■ WHAT TO WORK ON ■
Scan the lines below; pull out those with "Nomarského".

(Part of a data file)
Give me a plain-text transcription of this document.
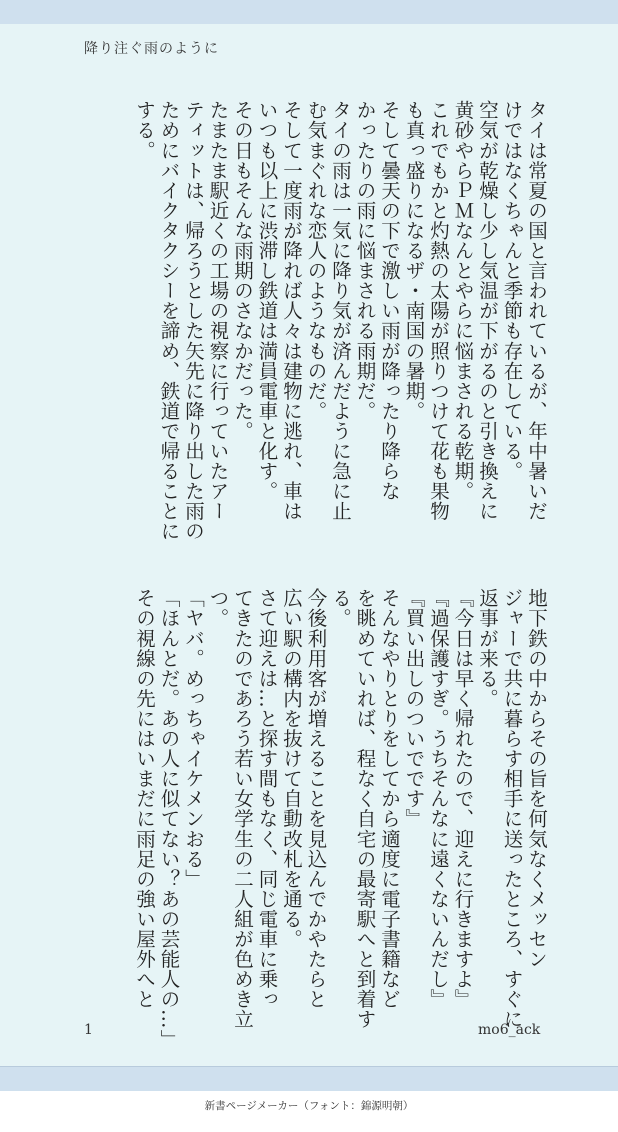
降り注ぐ雨のように

タイは常夏の国と言われているが、年中暑いだ

けではなくちゃんと季節も存在している。

空気が乾燥し少し気温が下がるのと引き換えに

黄砂やらＰＭなんとやらに悩まされる乾期。

これでもかと灼熱の太陽が照りつけて花も果物

も真っ盛りになるザ・南国の暑期。

そして曇天の下で激しい雨が降ったり降らな

かったりの雨に悩まされる雨期だ。

タイの雨は一気に降り気が済んだように急に止

む気まぐれな恋人のようなものだ。

そして一度雨が降れば人々は建物に逃れ、車は

いつも以上に渋滞し鉄道は満員電車と化す。

その日もそんな雨期のさなかだった。

たまたま駅近くの工場の視察に行っていたアー

ティットは、帰ろうとした矢先に降り出した雨の

ためにバイクタクシーを諦め、鉄道で帰ることに

する。

地下鉄の中からその旨を何気なくメッセン

ジャーで共に暮らす相手に送ったところ、すぐに

返事が来る。

『今日は早く帰れたので、迎えに行きますよ』

『過保護すぎ。うちそんなに遠くないんだし』

『買い出しのついでです』

そんなやりとりをしてから適度に電子書籍など

を眺めていれば、程なく自宅の最寄駅へと到着す

る。

今後利用客が増えることを見込んでかやたらと

広い駅の構内を抜けて自動改札を通る。

さて迎えは…と探す間もなく、同じ電車に乗っ

てきたのであろう若い女学生の二人組が色めき立

つ。

「ヤバ。めっちゃイケメンおる」

「ほんとだ。あの人に似てない？あの芸能人の…」

その視線の先にはいまだに雨足の強い屋外へと

1	mo6_ack
新書ページメーカー（フォント：錦源明朝）
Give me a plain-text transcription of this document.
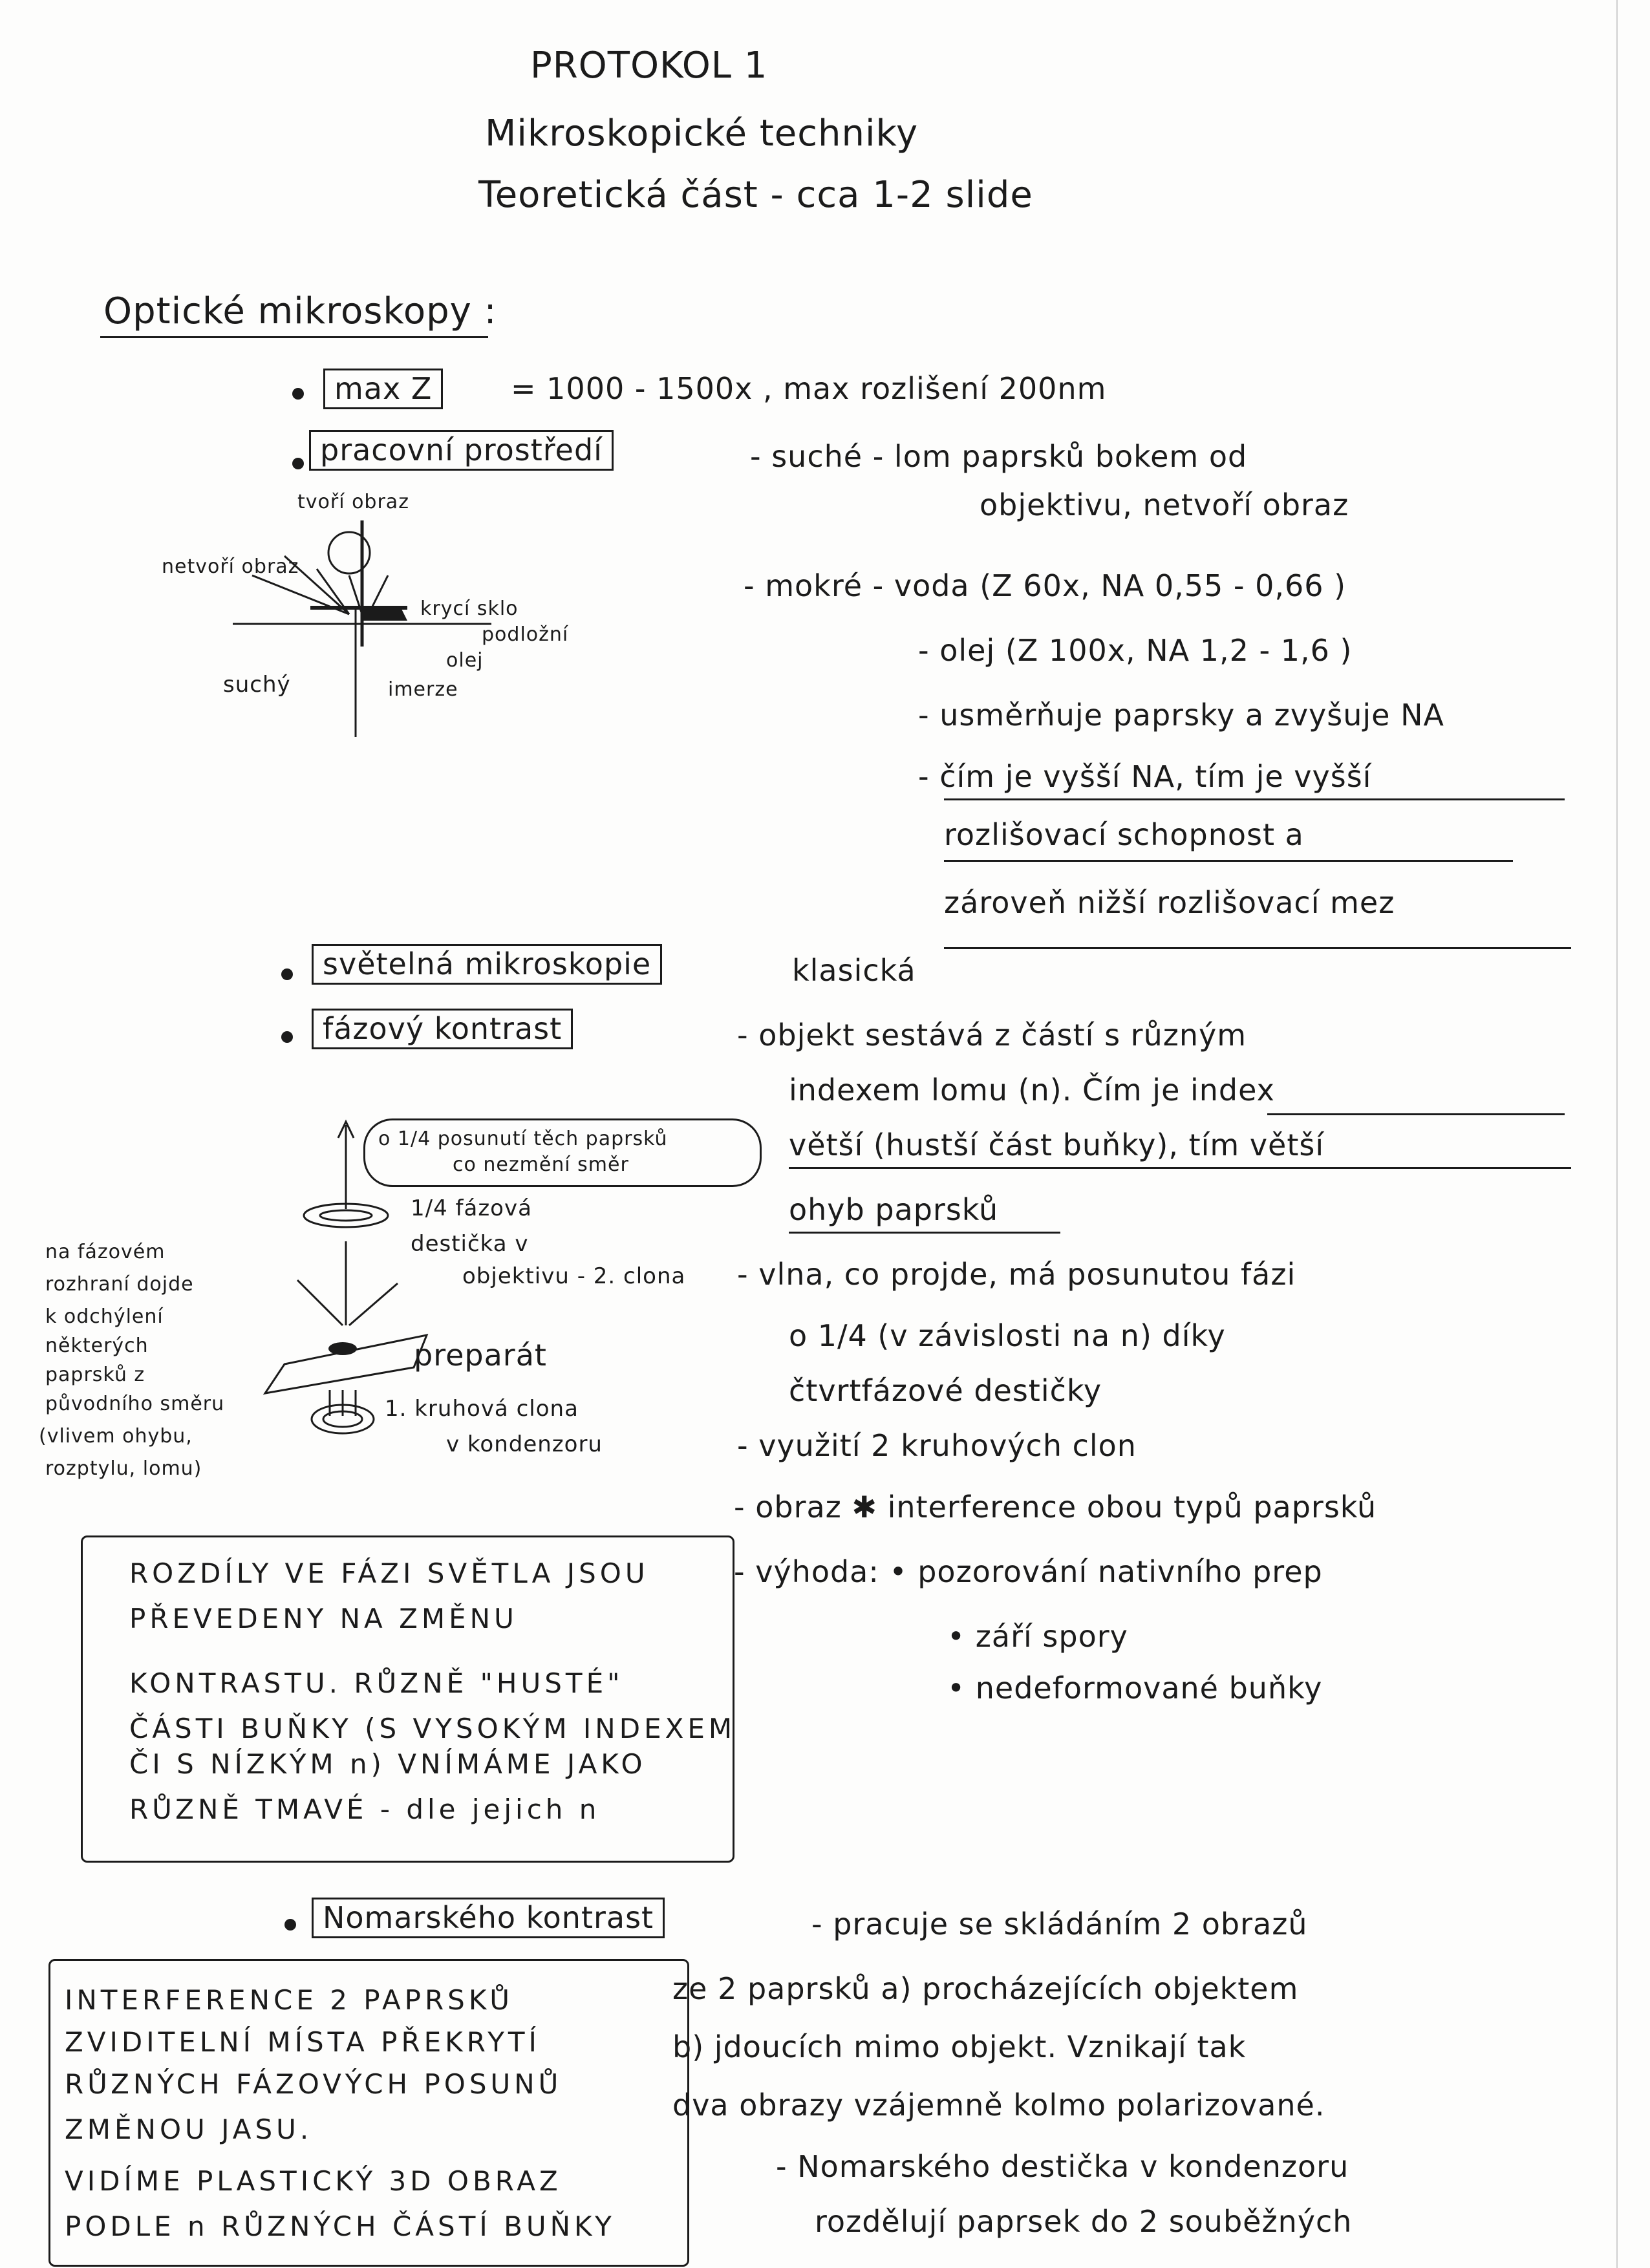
PROTOKOL 1
Mikroskopické techniky
Teoretická část - cca 1-2 slide
Optické mikroskopy :
max Z	= 1000 - 1500x , max rozlišení 200nm
pracovní prostředí	- suché - lom paprsků bokem od
objektivu, netvoří obraz
- mokré - voda (Z 60x, NA 0,55 - 0,66 )
- olej (Z 100x, NA 1,2 - 1,6 )
- usměrňuje paprsky a zvyšuje NA
- čím je vyšší NA, tím je vyšší
rozlišovací schopnost a
zároveň nižší rozlišovací mez
tvoří obraz
netvoří obraz
krycí sklo
podložní
olej
suchý	imerze
světelná mikroskopie	klasická
fázový kontrast	- objekt sestává z částí s různým
indexem lomu (n). Čím je index
větší (hustší část buňky), tím větší
ohyb paprsků
- vlna, co projde, má posunutou fázi
o 1/4 (v závislosti na n) díky
čtvrtfázové destičky
- využití 2 kruhových clon
- obraz ✱ interference obou typů paprsků
- výhoda: • pozorování nativního prep
• září spory
• nedeformované buňky
o 1/4 posunutí těch paprsků
co nezmění směr
1/4 fázová
destička v
objektivu - 2. clona
preparát
1. kruhová clona
v kondenzoru
na fázovém
rozhraní dojde
k odchýlení
některých
paprsků z
původního směru
(vlivem ohybu,
rozptylu, lomu)
ROZDÍLY VE FÁZI SVĚTLA JSOU
PŘEVEDENY NA ZMĚNU
KONTRASTU. RŮZNĚ "HUSTÉ"
ČÁSTI BUŇKY (S VYSOKÝM INDEXEM
ČI S NÍZKÝM n) VNÍMÁME JAKO
RŮZNĚ TMAVÉ - dle jejich n
Nomarského kontrast	- pracuje se skládáním 2 obrazů
ze 2 paprsků a) procházejících objektem
b) jdoucích mimo objekt. Vznikají tak
dva obrazy vzájemně kolmo polarizované.
- Nomarského destička v kondenzoru
rozdělují paprsek do 2 souběžných
INTERFERENCE 2 PAPRSKŮ
ZVIDITELNÍ MÍSTA PŘEKRYTÍ
RŮZNÝCH FÁZOVÝCH POSUNŮ
ZMĚNOU JASU.
VIDÍME PLASTICKÝ 3D OBRAZ
PODLE n RŮZNÝCH ČÁSTÍ BUŇKY
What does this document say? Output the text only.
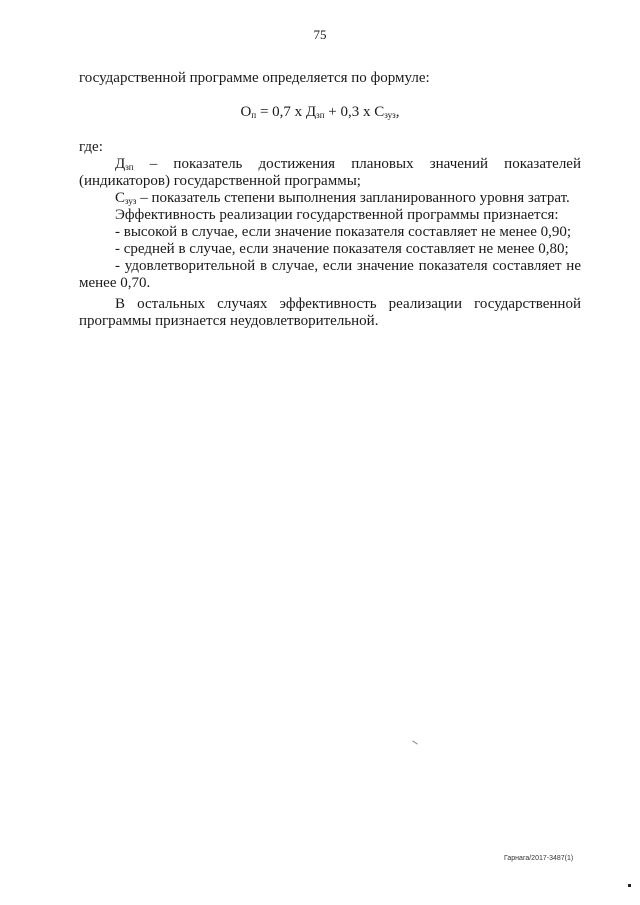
75
государственной программе определяется по формуле:
$О_п = 0,7$ х $Д_{зп} + 0,3$ х $С_{зуз}$,
где:
$Д_{зп}$ – показатель достижения плановых значений показателей
(индикаторов) государственной программы;
$С_{зуз}$ – показатель степени выполнения запланированного уровня затрат.
Эффективность реализации государственной программы признается:
- высокой в случае, если значение показателя составляет не менее 0,90;
- средней в случае, если значение показателя составляет не менее 0,80;
- удовлетворительной в случае, если значение показателя составляет не
менее 0,70.
В остальных случаях эффективность реализации государственной
программы признается неудовлетворительной.
Гарнага/2017-3487(1)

■ RESPONSE ■
Nomarského kontrast	- pracuje se skládáním 2 obrazů
- Nomarského destička v kondenzoru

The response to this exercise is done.